WHAT IS EXPECTED ▸ List every line in this data where the string "Fluido" occurs.
==========
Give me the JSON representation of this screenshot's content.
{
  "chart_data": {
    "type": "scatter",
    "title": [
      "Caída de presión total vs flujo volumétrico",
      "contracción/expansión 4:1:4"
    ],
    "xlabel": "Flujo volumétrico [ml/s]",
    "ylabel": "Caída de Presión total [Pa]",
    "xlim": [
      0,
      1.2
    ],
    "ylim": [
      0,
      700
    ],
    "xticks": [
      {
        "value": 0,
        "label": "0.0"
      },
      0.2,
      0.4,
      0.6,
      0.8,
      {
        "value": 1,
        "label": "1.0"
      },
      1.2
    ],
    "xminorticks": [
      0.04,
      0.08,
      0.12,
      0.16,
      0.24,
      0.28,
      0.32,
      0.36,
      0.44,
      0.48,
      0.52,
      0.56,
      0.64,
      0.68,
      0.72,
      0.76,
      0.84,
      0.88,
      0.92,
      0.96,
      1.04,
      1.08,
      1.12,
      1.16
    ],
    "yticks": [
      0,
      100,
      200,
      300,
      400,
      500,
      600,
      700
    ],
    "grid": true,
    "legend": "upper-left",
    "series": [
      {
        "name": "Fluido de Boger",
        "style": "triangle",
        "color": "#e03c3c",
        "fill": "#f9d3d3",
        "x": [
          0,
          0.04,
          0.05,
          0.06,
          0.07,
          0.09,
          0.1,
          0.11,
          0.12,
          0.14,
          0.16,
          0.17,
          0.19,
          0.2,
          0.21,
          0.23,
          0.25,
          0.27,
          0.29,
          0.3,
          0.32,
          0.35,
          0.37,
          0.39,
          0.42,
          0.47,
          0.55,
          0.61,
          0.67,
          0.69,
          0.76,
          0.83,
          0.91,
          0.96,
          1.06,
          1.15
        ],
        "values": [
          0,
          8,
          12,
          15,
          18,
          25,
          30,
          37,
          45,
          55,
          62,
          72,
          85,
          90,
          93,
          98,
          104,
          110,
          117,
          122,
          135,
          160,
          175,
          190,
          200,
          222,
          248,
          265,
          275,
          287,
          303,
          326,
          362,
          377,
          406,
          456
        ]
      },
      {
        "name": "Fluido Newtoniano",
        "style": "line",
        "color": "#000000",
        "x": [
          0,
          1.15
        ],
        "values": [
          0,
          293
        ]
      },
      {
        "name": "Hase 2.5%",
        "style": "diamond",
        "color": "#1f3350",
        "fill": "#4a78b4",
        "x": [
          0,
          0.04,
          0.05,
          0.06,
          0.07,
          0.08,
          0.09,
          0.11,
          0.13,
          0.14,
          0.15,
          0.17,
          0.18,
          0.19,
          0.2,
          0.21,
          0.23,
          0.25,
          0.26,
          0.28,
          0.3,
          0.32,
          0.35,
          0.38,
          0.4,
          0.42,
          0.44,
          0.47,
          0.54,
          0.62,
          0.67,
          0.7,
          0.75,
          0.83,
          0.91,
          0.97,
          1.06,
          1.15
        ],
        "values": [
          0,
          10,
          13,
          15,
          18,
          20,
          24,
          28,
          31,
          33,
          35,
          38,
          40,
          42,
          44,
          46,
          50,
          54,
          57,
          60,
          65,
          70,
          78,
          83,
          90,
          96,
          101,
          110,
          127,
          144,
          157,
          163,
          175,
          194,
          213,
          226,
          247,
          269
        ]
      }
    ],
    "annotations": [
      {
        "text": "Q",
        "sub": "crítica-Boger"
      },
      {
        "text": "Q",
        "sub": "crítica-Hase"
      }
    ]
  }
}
==========
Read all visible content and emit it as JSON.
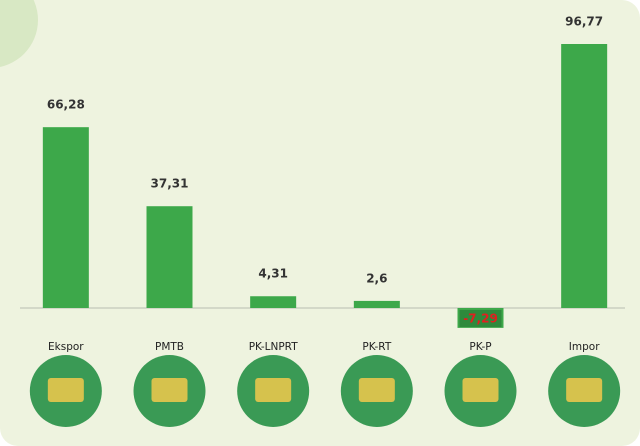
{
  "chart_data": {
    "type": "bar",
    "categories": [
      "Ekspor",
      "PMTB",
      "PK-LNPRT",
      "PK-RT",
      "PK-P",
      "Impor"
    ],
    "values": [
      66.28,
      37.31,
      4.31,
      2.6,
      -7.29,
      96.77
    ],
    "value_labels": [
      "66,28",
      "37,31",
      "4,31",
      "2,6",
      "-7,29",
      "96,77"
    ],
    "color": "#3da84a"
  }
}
==========
TASK OUTPUT ▸
        "name": "Fluido de Boger",
        "name": "Fluido Newtoniano",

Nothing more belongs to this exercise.